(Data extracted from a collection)
== == ==

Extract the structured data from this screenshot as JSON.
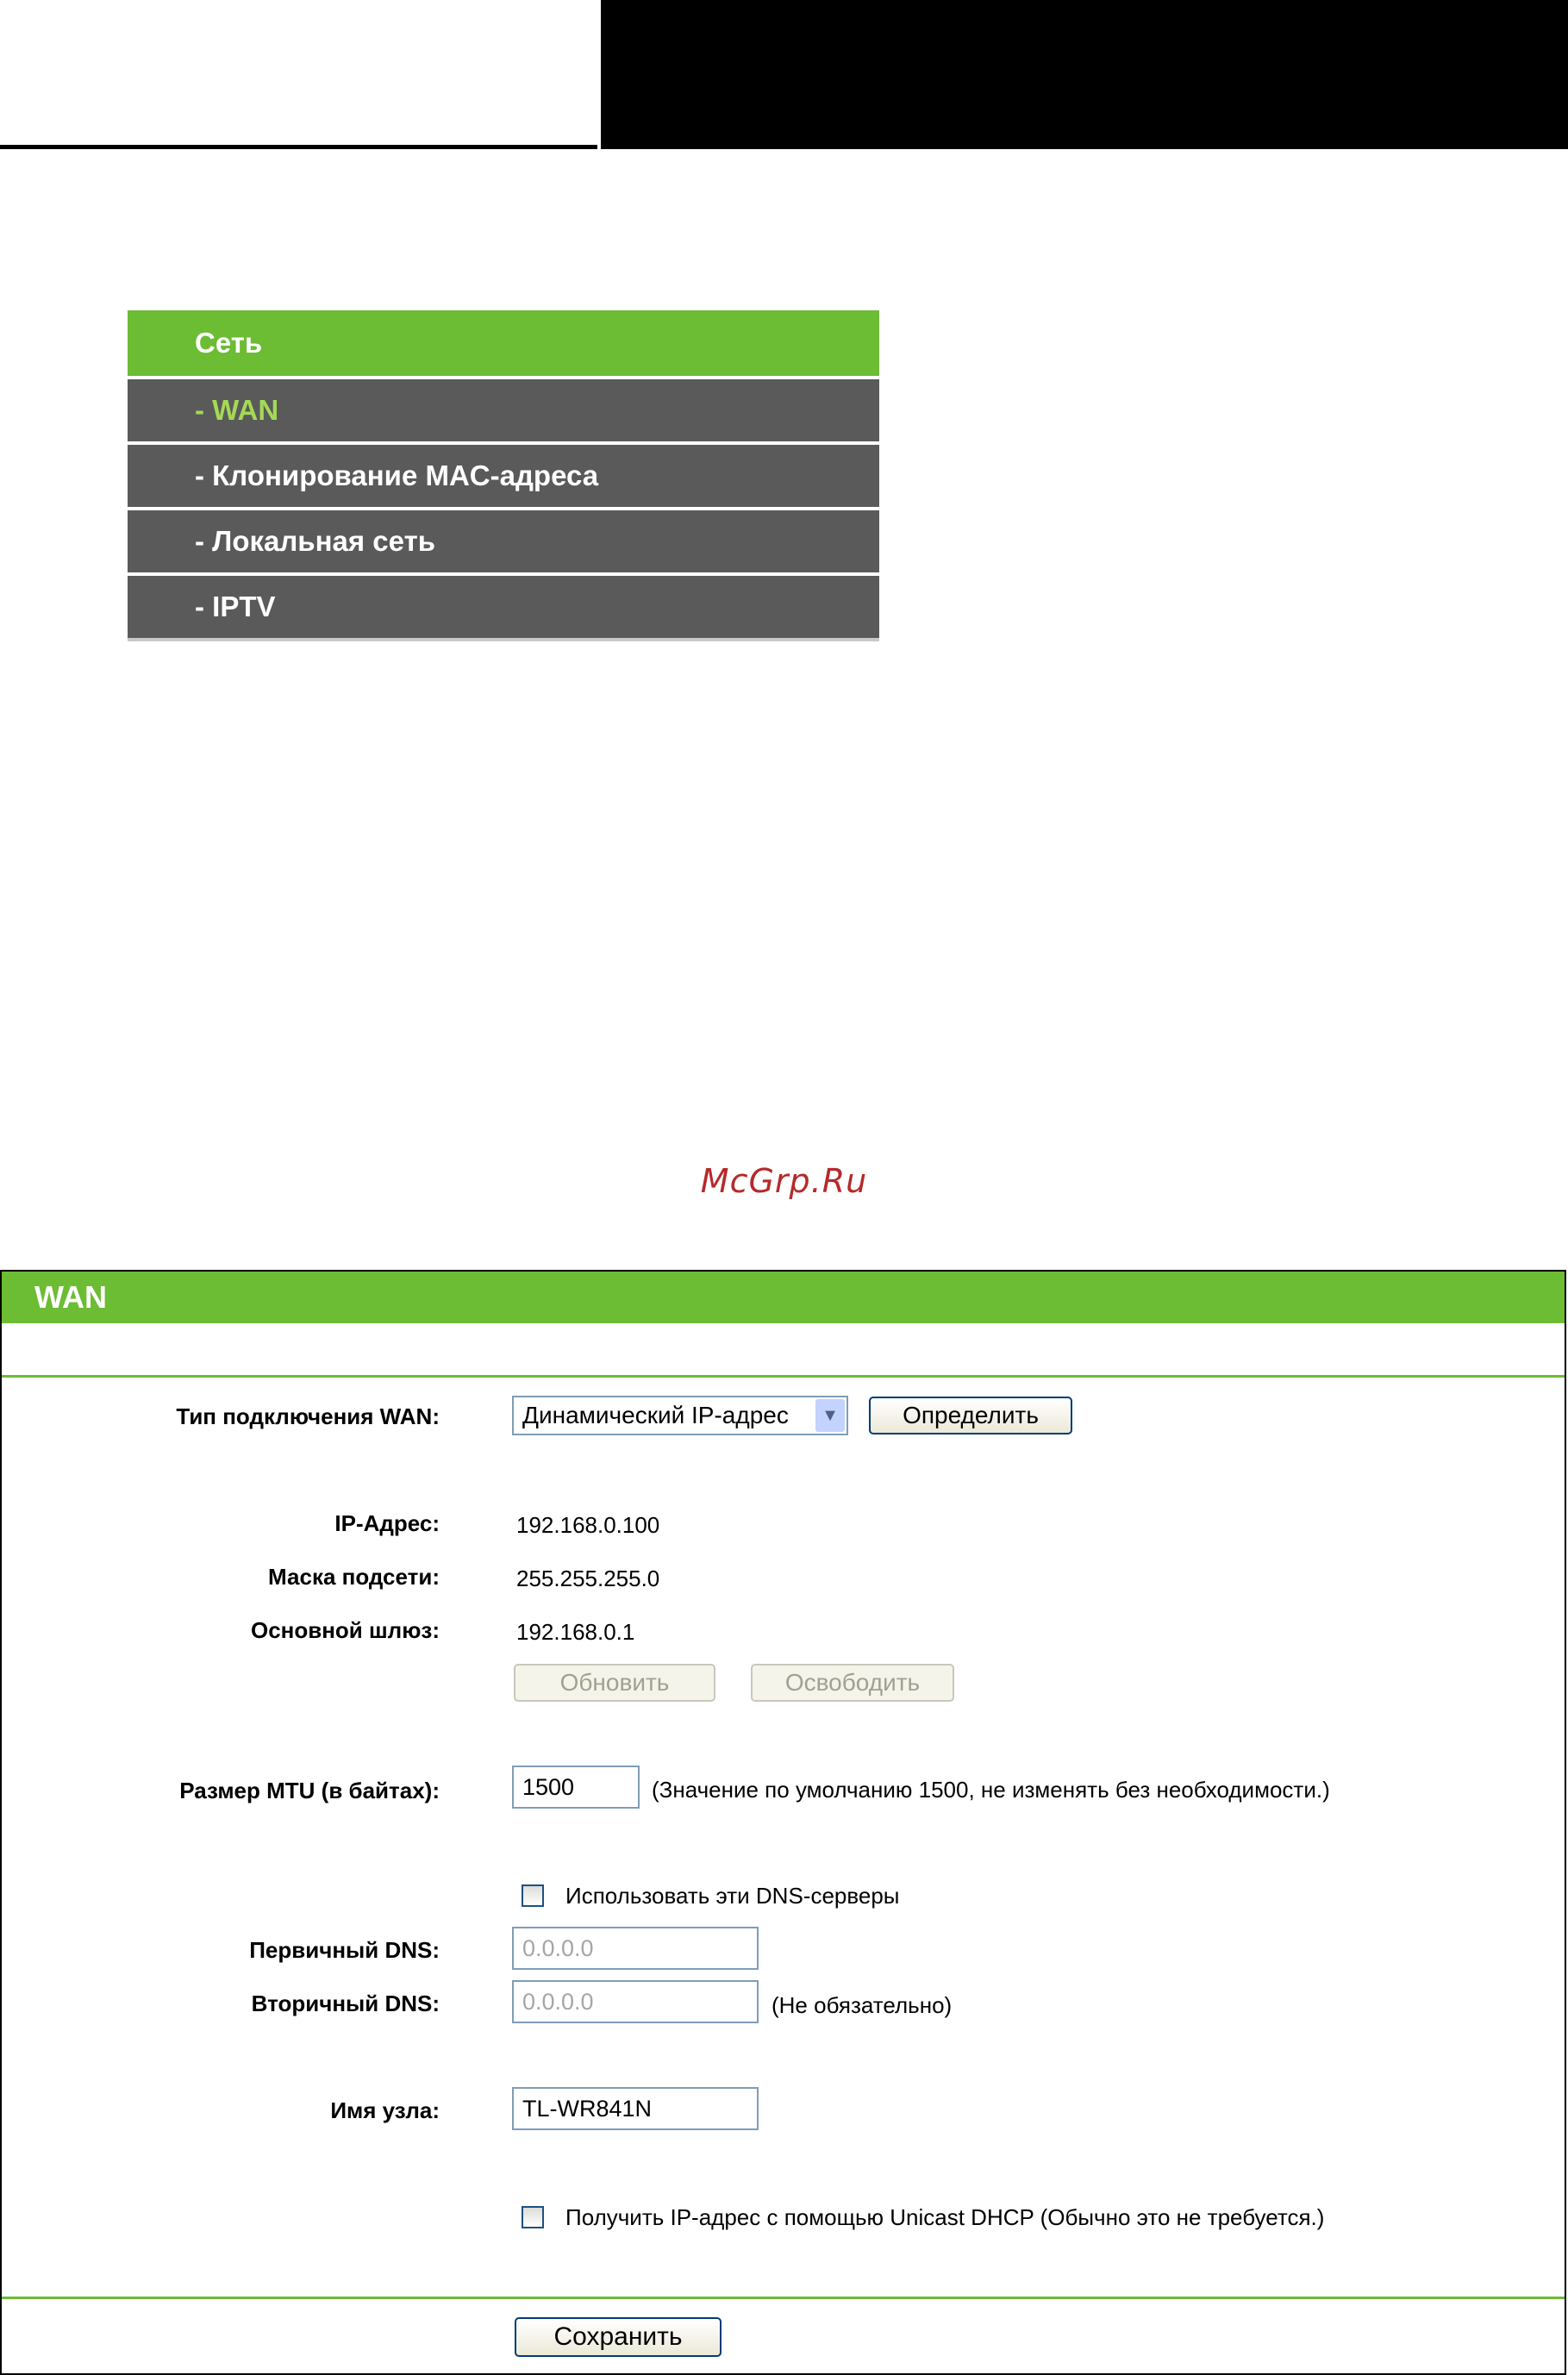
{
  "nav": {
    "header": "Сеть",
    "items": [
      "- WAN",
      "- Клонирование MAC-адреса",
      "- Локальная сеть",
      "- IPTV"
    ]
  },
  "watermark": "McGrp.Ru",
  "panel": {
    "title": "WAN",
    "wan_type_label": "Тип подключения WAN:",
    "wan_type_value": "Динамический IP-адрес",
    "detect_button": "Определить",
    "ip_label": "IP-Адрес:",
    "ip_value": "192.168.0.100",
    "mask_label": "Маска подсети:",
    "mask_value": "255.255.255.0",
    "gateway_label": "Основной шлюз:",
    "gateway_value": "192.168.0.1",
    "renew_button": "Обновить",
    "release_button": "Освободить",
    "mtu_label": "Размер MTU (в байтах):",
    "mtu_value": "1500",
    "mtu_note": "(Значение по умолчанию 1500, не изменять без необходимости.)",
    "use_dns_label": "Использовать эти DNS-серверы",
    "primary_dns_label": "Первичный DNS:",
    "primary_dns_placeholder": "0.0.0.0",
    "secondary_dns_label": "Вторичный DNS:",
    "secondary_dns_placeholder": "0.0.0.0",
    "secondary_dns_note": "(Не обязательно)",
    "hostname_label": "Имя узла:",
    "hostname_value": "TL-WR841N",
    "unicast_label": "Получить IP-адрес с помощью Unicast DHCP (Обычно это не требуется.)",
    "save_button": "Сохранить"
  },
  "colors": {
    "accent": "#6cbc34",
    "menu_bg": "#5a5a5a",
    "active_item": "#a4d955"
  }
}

== == ==

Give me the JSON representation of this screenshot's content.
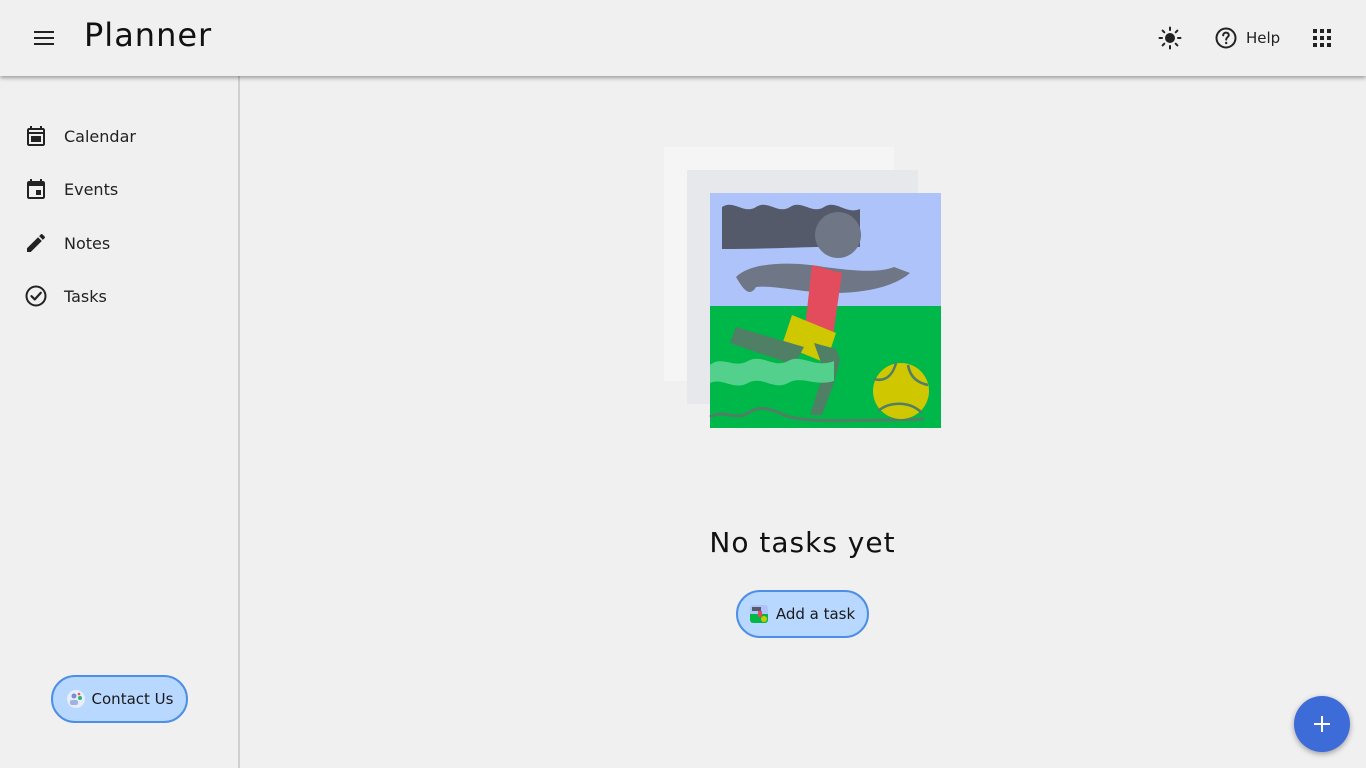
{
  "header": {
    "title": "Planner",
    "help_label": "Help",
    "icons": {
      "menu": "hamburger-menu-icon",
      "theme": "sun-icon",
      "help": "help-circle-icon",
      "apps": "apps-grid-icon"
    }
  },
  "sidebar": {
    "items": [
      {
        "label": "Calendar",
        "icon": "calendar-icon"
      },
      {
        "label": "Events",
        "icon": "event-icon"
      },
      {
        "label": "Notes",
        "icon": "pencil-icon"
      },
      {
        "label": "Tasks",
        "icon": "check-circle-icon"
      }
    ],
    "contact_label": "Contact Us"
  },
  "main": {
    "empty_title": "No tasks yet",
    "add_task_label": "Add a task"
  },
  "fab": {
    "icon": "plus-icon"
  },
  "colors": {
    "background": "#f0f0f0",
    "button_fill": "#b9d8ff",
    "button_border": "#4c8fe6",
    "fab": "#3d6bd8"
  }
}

== == ==

**Stated task:** In the records above, collect each line with "circle".

**Solution to this problem:**
      "help": "help-circle-icon",
        "icon": "check-circle-icon"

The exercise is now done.